**TASK TO CARRY OUT**
Filter these entries, keeping only lines that hold the word "arrowhead".

**RECORDS PROVIDED**
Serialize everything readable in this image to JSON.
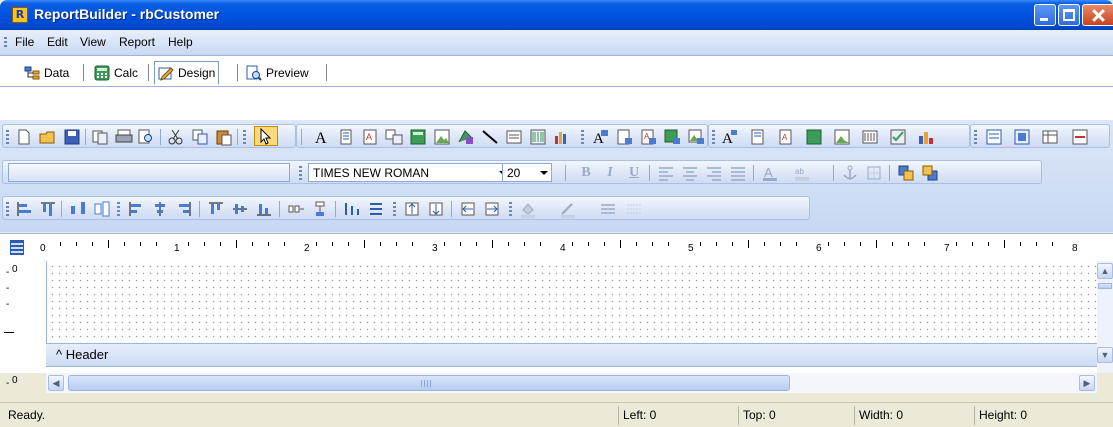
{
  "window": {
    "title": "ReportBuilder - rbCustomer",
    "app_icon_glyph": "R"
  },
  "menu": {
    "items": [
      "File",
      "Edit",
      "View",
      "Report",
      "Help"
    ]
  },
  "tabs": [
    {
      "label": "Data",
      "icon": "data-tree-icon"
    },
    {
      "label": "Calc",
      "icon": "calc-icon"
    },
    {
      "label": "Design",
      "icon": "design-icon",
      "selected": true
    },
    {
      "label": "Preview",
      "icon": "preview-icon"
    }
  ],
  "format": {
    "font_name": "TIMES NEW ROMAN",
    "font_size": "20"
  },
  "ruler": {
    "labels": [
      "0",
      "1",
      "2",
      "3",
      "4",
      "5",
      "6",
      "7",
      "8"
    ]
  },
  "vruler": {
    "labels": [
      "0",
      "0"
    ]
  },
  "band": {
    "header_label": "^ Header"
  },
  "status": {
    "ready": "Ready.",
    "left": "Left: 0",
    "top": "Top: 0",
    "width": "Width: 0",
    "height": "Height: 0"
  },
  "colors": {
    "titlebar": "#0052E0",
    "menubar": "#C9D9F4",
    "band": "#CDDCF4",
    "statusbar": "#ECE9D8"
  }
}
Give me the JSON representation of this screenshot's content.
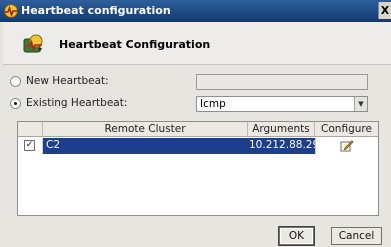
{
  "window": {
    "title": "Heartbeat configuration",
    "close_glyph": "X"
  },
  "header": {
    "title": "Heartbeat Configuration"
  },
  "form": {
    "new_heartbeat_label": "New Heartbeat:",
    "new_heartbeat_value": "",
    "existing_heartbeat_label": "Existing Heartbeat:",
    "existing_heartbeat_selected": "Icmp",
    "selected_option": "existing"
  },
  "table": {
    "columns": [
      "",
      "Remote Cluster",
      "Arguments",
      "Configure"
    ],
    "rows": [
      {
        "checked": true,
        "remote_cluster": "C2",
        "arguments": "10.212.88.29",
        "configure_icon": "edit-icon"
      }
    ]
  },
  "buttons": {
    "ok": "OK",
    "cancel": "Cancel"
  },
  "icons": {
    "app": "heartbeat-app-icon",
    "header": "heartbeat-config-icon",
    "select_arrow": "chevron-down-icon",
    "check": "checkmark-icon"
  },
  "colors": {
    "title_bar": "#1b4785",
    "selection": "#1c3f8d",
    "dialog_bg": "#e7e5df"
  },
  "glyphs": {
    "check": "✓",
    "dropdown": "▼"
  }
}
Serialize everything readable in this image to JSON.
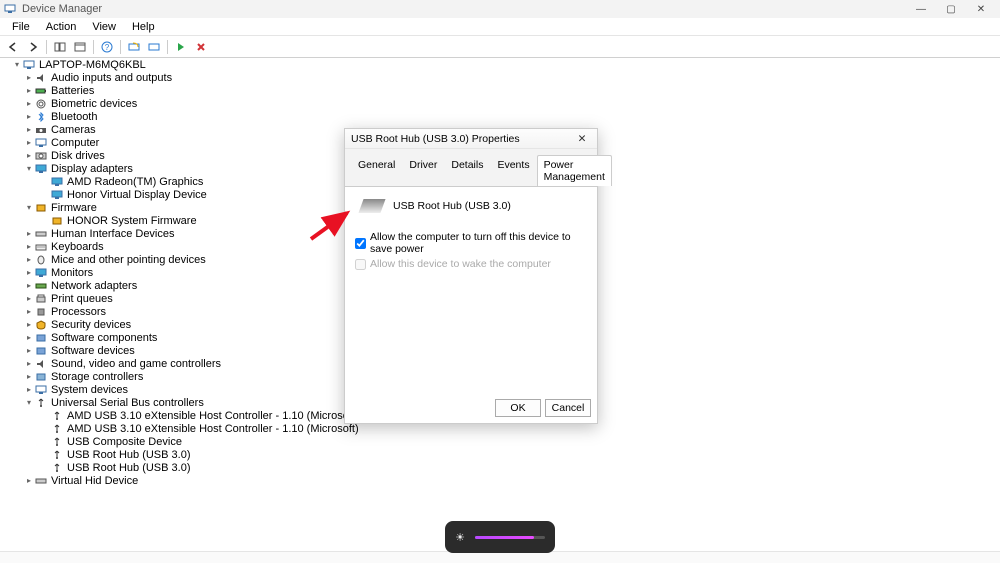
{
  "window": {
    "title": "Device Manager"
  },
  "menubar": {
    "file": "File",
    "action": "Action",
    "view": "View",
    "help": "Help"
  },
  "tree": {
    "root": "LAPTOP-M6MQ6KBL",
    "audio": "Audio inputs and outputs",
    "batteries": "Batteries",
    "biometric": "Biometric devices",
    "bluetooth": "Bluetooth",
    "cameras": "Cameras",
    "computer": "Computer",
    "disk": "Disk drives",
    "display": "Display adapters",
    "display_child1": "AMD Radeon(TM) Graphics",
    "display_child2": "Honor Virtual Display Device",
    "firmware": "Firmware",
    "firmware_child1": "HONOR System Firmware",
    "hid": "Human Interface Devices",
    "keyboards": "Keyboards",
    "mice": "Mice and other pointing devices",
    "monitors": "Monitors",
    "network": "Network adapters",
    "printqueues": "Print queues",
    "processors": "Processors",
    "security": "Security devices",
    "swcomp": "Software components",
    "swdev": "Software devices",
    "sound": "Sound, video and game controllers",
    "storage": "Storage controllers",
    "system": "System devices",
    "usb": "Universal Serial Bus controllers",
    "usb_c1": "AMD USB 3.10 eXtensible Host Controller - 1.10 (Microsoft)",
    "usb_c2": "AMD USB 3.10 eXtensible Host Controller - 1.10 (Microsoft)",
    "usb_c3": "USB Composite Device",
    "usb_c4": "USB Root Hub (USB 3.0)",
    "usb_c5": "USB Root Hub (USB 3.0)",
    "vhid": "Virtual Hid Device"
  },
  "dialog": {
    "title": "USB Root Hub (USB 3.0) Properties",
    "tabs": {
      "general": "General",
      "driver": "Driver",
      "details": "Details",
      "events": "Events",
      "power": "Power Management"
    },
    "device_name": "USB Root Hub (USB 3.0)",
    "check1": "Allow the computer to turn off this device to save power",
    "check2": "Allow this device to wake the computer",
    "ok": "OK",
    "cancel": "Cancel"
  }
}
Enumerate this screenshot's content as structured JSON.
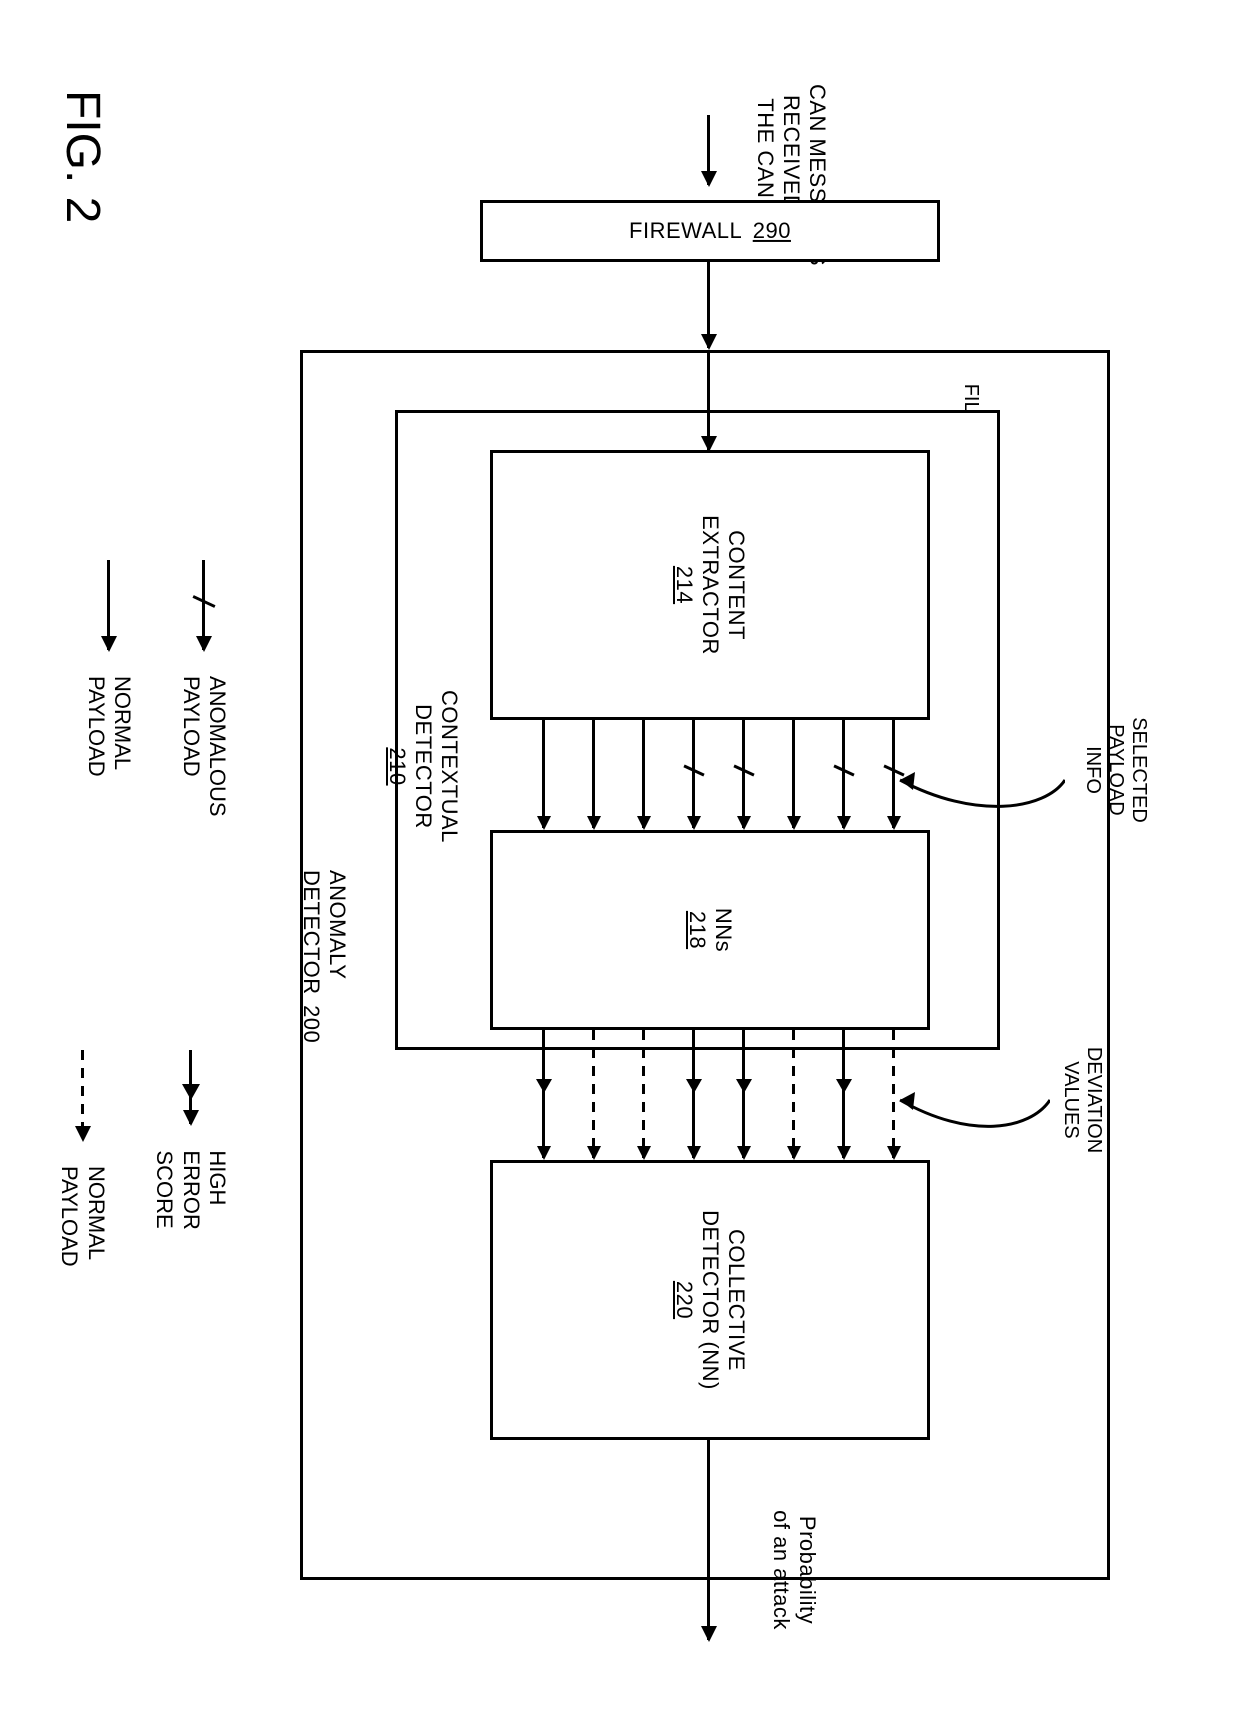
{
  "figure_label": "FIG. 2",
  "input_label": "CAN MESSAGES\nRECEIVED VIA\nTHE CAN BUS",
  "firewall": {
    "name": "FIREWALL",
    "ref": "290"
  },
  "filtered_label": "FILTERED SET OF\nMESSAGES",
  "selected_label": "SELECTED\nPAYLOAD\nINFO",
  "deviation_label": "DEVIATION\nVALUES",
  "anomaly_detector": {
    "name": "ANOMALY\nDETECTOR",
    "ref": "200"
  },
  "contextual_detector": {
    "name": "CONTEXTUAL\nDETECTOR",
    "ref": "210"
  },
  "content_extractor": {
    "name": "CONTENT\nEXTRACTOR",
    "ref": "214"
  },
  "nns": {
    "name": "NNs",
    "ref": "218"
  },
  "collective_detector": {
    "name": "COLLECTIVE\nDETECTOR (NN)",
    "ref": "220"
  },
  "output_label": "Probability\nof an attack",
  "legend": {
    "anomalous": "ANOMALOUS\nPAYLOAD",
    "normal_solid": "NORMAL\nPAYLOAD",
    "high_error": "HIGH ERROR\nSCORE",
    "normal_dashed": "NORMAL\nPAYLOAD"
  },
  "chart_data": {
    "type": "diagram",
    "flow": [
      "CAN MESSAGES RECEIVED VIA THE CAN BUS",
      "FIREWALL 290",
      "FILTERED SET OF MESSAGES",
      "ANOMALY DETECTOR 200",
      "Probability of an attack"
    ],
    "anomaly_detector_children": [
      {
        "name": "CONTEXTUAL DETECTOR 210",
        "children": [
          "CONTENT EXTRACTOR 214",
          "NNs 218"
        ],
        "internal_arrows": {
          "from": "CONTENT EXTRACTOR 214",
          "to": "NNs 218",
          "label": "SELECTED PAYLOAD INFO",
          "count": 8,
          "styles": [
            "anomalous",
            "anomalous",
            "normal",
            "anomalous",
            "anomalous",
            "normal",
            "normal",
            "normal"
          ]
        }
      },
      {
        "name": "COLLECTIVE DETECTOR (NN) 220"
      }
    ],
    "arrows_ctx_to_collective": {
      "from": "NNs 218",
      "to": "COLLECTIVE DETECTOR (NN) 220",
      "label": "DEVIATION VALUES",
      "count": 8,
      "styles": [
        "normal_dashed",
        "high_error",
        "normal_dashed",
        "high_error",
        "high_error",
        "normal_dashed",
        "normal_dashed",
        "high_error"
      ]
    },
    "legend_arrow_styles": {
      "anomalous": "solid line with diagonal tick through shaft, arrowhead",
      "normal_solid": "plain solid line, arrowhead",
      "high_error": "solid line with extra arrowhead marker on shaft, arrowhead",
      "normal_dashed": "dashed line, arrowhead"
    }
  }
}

**THE RESULT**
      "anomalous": "solid line with diagonal tick through shaft, arrowhead",
      "normal_solid": "plain solid line, arrowhead",
      "high_error": "solid line with extra arrowhead marker on shaft, arrowhead",
      "normal_dashed": "dashed line, arrowhead"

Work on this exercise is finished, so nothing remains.